- **Requirements**:
Leave out the pictures and repeat every record exactly.

====

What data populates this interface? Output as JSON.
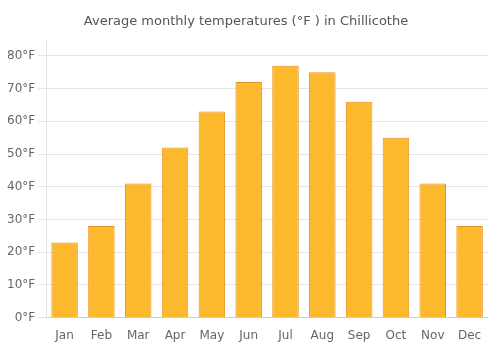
{
  "chart_data": {
    "type": "bar",
    "title": "Average monthly temperatures (°F ) in Chillicothe",
    "categories": [
      "Jan",
      "Feb",
      "Mar",
      "Apr",
      "May",
      "Jun",
      "Jul",
      "Aug",
      "Sep",
      "Oct",
      "Nov",
      "Dec"
    ],
    "values": [
      23,
      28,
      41,
      52,
      63,
      72,
      77,
      75,
      66,
      55,
      41,
      28
    ],
    "color": "#FDB92E",
    "ylim": [
      0,
      85
    ],
    "yticks": [
      {
        "value": 0,
        "label": "0°F"
      },
      {
        "value": 10,
        "label": "10°F"
      },
      {
        "value": 20,
        "label": "20°F"
      },
      {
        "value": 30,
        "label": "30°F"
      },
      {
        "value": 40,
        "label": "40°F"
      },
      {
        "value": 50,
        "label": "50°F"
      },
      {
        "value": 60,
        "label": "60°F"
      },
      {
        "value": 70,
        "label": "70°F"
      },
      {
        "value": 80,
        "label": "80°F"
      }
    ],
    "grid": true
  }
}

====

- **Solved exercise**:
What data populates this interface? Output as JSON.
{
  "chart_data": {
    "type": "bar",
    "title": "Average monthly temperatures (°F ) in Chillicothe",
    "categories": [
      "Jan",
      "Feb",
      "Mar",
      "Apr",
      "May",
      "Jun",
      "Jul",
      "Aug",
      "Sep",
      "Oct",
      "Nov",
      "Dec"
    ],
    "values": [
      23,
      28,
      41,
      52,
      63,
      72,
      77,
      75,
      66,
      55,
      41,
      28
    ],
    "color": "#FDB92E",
    "ylim": [
      0,
      85
    ],
    "yticks": [
      {
        "value": 0,
        "label": "0°F"
      },
      {
        "value": 10,
        "label": "10°F"
      },
      {
        "value": 20,
        "label": "20°F"
      },
      {
        "value": 30,
        "label": "30°F"
      },
      {
        "value": 40,
        "label": "40°F"
      },
      {
        "value": 50,
        "label": "50°F"
      },
      {
        "value": 60,
        "label": "60°F"
      },
      {
        "value": 70,
        "label": "70°F"
      },
      {
        "value": 80,
        "label": "80°F"
      }
    ],
    "grid": true
  }
}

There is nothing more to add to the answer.